* [DATASET RECORDS]
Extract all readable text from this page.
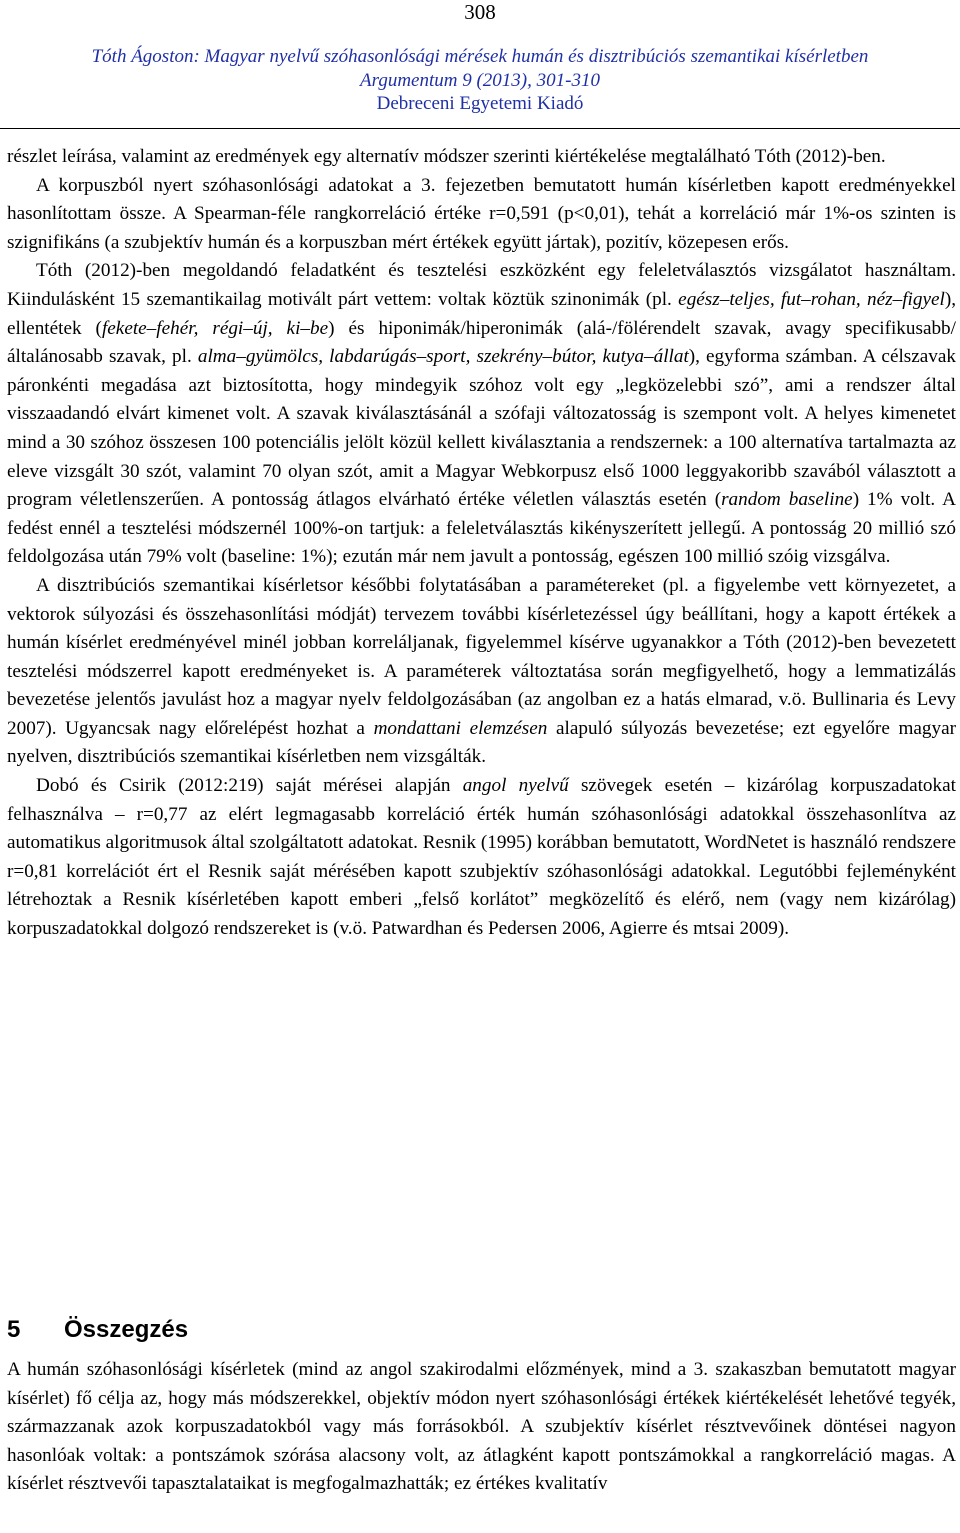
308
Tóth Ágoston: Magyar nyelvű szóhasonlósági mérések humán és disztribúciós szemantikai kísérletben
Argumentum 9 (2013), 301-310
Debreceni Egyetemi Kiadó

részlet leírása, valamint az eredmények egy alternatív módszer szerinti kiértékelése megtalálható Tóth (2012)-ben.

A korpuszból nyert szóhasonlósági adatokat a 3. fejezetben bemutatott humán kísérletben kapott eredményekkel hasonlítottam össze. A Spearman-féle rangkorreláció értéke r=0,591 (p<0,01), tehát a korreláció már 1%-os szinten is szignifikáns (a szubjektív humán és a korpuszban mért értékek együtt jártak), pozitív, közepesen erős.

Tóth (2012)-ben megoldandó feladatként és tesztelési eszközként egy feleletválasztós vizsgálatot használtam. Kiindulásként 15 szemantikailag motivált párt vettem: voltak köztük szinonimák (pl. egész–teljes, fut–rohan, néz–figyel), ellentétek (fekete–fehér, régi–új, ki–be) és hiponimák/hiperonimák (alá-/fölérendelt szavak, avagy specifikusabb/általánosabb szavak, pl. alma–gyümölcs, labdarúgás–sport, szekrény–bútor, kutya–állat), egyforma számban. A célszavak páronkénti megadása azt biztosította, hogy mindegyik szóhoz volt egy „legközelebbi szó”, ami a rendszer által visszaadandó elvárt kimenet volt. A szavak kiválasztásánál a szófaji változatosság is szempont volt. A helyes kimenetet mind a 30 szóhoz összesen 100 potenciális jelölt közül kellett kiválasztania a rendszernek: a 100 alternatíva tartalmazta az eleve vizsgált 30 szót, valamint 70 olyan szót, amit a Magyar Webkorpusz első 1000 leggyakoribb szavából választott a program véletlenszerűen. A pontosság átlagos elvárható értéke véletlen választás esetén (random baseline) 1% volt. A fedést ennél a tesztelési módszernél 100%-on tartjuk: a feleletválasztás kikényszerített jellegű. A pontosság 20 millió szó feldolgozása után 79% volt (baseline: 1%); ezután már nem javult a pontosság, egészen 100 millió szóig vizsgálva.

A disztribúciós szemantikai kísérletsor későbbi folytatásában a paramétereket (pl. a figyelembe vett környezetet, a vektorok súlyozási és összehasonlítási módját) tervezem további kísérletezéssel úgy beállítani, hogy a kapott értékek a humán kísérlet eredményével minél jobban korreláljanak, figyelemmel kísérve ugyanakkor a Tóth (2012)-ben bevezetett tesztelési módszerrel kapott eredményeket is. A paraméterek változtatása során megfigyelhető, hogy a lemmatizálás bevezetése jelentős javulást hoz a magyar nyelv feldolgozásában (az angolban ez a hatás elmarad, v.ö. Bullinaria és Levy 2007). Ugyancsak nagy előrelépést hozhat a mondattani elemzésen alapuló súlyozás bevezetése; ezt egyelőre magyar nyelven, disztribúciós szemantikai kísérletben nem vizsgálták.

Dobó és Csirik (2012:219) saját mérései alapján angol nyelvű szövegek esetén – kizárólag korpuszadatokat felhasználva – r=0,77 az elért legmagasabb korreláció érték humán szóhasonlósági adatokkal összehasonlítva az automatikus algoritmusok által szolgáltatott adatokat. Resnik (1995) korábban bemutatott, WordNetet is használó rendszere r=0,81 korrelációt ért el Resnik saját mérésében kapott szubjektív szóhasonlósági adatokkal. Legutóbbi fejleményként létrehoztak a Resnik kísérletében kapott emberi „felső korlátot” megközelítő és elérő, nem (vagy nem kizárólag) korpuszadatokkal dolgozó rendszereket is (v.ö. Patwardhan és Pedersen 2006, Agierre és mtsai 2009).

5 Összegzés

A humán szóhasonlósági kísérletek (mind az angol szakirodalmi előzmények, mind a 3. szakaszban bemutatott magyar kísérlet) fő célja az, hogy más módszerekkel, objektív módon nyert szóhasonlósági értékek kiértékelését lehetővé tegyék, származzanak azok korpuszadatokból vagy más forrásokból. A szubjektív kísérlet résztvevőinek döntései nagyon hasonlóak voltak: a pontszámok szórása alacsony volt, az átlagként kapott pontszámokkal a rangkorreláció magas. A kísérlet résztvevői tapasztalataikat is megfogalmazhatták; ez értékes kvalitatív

* [STATED TASK] Reproduce the data word for word, excluding its pictures.

* [ANSWER FOR THIS EXERCISE]
Extract all readable text from this page.
308
Tóth Ágoston: Magyar nyelvű szóhasonlósági mérések humán és disztribúciós szemantikai kísérletben
Argumentum 9 (2013), 301-310
Debreceni Egyetemi Kiadó

részlet leírása, valamint az eredmények egy alternatív módszer szerinti kiértékelése megtalálható Tóth (2012)-ben.

A korpuszból nyert szóhasonlósági adatokat a 3. fejezetben bemutatott humán kísérletben kapott eredményekkel hasonlítottam össze. A Spearman-féle rangkorreláció értéke r=0,591 (p<0,01), tehát a korreláció már 1%-os szinten is szignifikáns (a szubjektív humán és a korpuszban mért értékek együtt jártak), pozitív, közepesen erős.

Tóth (2012)-ben megoldandó feladatként és tesztelési eszközként egy feleletválasztós vizsgálatot használtam. Kiindulásként 15 szemantikailag motivált párt vettem: voltak köztük szinonimák (pl. egész–teljes, fut–rohan, néz–figyel), ellentétek (fekete–fehér, régi–új, ki–be) és hiponimák/hiperonimák (alá-/fölérendelt szavak, avagy specifikusabb/általánosabb szavak, pl. alma–gyümölcs, labdarúgás–sport, szekrény–bútor, kutya–állat), egyforma számban. A célszavak páronkénti megadása azt biztosította, hogy mindegyik szóhoz volt egy „legközelebbi szó”, ami a rendszer által visszaadandó elvárt kimenet volt. A szavak kiválasztásánál a szófaji változatosság is szempont volt. A helyes kimenetet mind a 30 szóhoz összesen 100 potenciális jelölt közül kellett kiválasztania a rendszernek: a 100 alternatíva tartalmazta az eleve vizsgált 30 szót, valamint 70 olyan szót, amit a Magyar Webkorpusz első 1000 leggyakoribb szavából választott a program véletlenszerűen. A pontosság átlagos elvárható értéke véletlen választás esetén (random baseline) 1% volt. A fedést ennél a tesztelési módszernél 100%-on tartjuk: a feleletválasztás kikényszerített jellegű. A pontosság 20 millió szó feldolgozása után 79% volt (baseline: 1%); ezután már nem javult a pontosság, egészen 100 millió szóig vizsgálva.

A disztribúciós szemantikai kísérletsor későbbi folytatásában a paramétereket (pl. a figyelembe vett környezetet, a vektorok súlyozási és összehasonlítási módját) tervezem további kísérletezéssel úgy beállítani, hogy a kapott értékek a humán kísérlet eredményével minél jobban korreláljanak, figyelemmel kísérve ugyanakkor a Tóth (2012)-ben bevezetett tesztelési módszerrel kapott eredményeket is. A paraméterek változtatása során megfigyelhető, hogy a lemmatizálás bevezetése jelentős javulást hoz a magyar nyelv feldolgozásában (az angolban ez a hatás elmarad, v.ö. Bullinaria és Levy 2007). Ugyancsak nagy előrelépést hozhat a mondattani elemzésen alapuló súlyozás bevezetése; ezt egyelőre magyar nyelven, disztribúciós szemantikai kísérletben nem vizsgálták.

Dobó és Csirik (2012:219) saját mérései alapján angol nyelvű szövegek esetén – kizárólag korpuszadatokat felhasználva – r=0,77 az elért legmagasabb korreláció érték humán szóhasonlósági adatokkal összehasonlítva az automatikus algoritmusok által szolgáltatott adatokat. Resnik (1995) korábban bemutatott, WordNetet is használó rendszere r=0,81 korrelációt ért el Resnik saját mérésében kapott szubjektív szóhasonlósági adatokkal. Legutóbbi fejleményként létrehoztak a Resnik kísérletében kapott emberi „felső korlátot” megközelítő és elérő, nem (vagy nem kizárólag) korpuszadatokkal dolgozó rendszereket is (v.ö. Patwardhan és Pedersen 2006, Agierre és mtsai 2009).

5 Összegzés

A humán szóhasonlósági kísérletek (mind az angol szakirodalmi előzmények, mind a 3. szakaszban bemutatott magyar kísérlet) fő célja az, hogy más módszerekkel, objektív módon nyert szóhasonlósági értékek kiértékelését lehetővé tegyék, származzanak azok korpuszadatokból vagy más forrásokból. A szubjektív kísérlet résztvevőinek döntései nagyon hasonlóak voltak: a pontszámok szórása alacsony volt, az átlagként kapott pontszámokkal a rangkorreláció magas. A kísérlet résztvevői tapasztalataikat is megfogalmazhatták; ez értékes kvalitatív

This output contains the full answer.